======== Records for this exercise ========

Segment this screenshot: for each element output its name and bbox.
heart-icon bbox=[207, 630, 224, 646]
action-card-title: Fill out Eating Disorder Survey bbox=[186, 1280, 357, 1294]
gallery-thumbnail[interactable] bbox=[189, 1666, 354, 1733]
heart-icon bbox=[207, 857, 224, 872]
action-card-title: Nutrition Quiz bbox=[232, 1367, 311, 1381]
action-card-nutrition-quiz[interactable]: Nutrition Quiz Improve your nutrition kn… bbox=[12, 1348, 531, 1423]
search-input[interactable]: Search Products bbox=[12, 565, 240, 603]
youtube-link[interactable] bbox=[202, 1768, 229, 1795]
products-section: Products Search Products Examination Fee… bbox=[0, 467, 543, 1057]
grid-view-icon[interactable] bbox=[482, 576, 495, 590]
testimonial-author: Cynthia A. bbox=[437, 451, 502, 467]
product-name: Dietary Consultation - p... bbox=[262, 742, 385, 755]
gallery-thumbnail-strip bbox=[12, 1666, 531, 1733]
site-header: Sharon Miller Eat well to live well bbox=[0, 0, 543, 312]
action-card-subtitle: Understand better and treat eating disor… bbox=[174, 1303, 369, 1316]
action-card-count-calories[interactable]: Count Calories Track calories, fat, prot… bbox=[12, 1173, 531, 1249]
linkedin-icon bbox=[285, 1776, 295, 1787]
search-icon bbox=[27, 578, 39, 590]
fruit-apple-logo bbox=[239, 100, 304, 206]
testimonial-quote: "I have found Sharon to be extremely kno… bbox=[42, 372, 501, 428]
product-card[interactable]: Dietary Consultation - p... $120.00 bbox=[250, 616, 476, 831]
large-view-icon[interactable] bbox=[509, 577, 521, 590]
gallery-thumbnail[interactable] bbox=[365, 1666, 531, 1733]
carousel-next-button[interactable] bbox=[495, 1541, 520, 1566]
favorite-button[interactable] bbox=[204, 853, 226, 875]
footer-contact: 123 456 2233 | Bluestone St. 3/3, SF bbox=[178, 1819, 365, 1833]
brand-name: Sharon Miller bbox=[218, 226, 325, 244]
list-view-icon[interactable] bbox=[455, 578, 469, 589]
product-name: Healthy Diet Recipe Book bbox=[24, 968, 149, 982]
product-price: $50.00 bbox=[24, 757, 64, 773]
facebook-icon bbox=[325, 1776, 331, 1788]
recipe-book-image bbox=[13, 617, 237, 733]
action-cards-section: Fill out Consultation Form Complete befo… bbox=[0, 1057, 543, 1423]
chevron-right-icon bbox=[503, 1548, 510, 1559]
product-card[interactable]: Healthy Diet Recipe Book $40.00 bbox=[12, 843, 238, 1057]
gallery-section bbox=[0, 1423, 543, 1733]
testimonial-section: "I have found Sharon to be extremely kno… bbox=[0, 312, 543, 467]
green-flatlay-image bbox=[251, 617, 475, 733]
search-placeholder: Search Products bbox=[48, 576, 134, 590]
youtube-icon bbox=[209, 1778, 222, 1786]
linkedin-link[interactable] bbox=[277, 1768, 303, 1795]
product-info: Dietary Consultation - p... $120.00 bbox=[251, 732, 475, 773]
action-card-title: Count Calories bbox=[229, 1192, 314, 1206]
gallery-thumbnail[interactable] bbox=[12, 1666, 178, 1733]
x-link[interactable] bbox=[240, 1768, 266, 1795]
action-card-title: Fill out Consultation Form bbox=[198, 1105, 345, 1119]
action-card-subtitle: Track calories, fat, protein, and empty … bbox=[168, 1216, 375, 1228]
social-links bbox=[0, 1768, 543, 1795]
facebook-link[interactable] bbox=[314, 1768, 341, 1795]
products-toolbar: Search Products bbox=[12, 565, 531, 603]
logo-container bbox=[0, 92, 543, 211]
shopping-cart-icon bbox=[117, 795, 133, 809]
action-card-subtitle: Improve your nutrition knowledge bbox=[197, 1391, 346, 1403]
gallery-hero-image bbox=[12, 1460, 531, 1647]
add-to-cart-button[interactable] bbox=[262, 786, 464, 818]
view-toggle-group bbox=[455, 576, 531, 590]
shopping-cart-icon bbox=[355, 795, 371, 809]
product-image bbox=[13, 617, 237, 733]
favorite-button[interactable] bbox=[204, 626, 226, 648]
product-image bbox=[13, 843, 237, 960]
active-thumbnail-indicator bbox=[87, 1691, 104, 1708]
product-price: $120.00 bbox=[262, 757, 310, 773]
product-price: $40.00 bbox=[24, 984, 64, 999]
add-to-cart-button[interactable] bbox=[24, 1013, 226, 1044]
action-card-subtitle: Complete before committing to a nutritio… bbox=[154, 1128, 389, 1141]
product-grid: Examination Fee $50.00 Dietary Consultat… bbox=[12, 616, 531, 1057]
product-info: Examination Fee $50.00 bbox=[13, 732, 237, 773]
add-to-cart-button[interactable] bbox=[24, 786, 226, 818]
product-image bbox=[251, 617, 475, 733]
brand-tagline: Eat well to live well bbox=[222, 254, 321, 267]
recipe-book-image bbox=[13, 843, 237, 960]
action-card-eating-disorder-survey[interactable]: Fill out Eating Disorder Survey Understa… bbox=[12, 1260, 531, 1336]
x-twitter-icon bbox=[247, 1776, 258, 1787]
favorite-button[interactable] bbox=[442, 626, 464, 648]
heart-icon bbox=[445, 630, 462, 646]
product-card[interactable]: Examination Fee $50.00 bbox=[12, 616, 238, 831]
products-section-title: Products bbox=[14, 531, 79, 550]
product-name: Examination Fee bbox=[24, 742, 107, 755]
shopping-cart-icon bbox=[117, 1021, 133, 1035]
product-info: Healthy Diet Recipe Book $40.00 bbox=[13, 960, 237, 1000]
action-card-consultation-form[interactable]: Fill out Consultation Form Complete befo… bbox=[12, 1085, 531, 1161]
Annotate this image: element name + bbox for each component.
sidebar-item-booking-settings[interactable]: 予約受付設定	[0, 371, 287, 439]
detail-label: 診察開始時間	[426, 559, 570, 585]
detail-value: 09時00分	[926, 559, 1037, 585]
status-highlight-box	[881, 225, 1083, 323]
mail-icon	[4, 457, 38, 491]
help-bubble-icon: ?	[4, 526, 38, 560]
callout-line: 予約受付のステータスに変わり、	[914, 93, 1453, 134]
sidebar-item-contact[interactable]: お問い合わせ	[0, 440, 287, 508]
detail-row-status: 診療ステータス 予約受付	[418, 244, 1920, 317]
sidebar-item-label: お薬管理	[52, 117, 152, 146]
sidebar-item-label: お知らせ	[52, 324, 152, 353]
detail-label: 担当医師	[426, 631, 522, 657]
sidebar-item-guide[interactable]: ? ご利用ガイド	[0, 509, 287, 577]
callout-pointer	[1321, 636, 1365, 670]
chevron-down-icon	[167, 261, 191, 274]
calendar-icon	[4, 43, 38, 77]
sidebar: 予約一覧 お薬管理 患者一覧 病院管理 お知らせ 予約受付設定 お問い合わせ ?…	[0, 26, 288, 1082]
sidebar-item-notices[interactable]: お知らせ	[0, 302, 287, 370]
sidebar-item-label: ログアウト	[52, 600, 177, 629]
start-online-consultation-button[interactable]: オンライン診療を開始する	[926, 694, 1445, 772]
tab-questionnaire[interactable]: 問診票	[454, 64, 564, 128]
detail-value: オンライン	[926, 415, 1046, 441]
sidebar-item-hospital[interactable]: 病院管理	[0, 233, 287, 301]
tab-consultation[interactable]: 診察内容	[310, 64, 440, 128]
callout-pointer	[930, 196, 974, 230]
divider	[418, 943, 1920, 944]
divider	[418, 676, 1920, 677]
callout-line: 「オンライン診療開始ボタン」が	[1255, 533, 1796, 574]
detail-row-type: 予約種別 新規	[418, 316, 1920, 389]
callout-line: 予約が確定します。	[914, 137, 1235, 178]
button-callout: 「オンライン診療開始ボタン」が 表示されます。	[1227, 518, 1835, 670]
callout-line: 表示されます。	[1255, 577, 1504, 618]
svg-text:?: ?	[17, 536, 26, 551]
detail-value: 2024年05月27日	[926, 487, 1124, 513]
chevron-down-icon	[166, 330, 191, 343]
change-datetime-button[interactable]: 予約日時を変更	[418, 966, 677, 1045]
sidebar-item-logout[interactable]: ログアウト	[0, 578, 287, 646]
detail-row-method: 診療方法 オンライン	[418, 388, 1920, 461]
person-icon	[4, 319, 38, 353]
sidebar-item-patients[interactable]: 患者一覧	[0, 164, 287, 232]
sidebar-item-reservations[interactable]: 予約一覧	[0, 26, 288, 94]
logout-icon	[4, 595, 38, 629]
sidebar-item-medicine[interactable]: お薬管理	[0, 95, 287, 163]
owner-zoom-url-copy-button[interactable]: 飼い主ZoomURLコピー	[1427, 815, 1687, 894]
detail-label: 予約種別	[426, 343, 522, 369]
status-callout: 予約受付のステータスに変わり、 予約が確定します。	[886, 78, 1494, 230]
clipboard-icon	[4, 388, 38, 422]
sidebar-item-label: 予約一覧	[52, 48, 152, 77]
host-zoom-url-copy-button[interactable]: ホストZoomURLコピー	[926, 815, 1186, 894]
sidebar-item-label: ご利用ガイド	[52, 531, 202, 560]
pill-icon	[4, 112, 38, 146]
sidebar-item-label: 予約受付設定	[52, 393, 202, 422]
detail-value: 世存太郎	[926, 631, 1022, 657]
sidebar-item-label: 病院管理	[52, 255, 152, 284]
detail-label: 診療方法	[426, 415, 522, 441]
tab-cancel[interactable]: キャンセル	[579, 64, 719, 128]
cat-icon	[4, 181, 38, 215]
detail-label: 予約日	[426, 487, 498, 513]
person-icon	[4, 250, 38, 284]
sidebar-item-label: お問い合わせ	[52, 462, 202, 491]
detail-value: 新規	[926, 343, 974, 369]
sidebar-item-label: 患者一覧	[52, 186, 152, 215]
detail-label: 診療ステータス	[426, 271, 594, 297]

========

The answer must consist of every line above that holds the string "brand", copied exactly.

The answer >>
brand-name: Sharon Miller bbox=[218, 226, 325, 244]
brand-tagline: Eat well to live well bbox=[222, 254, 321, 267]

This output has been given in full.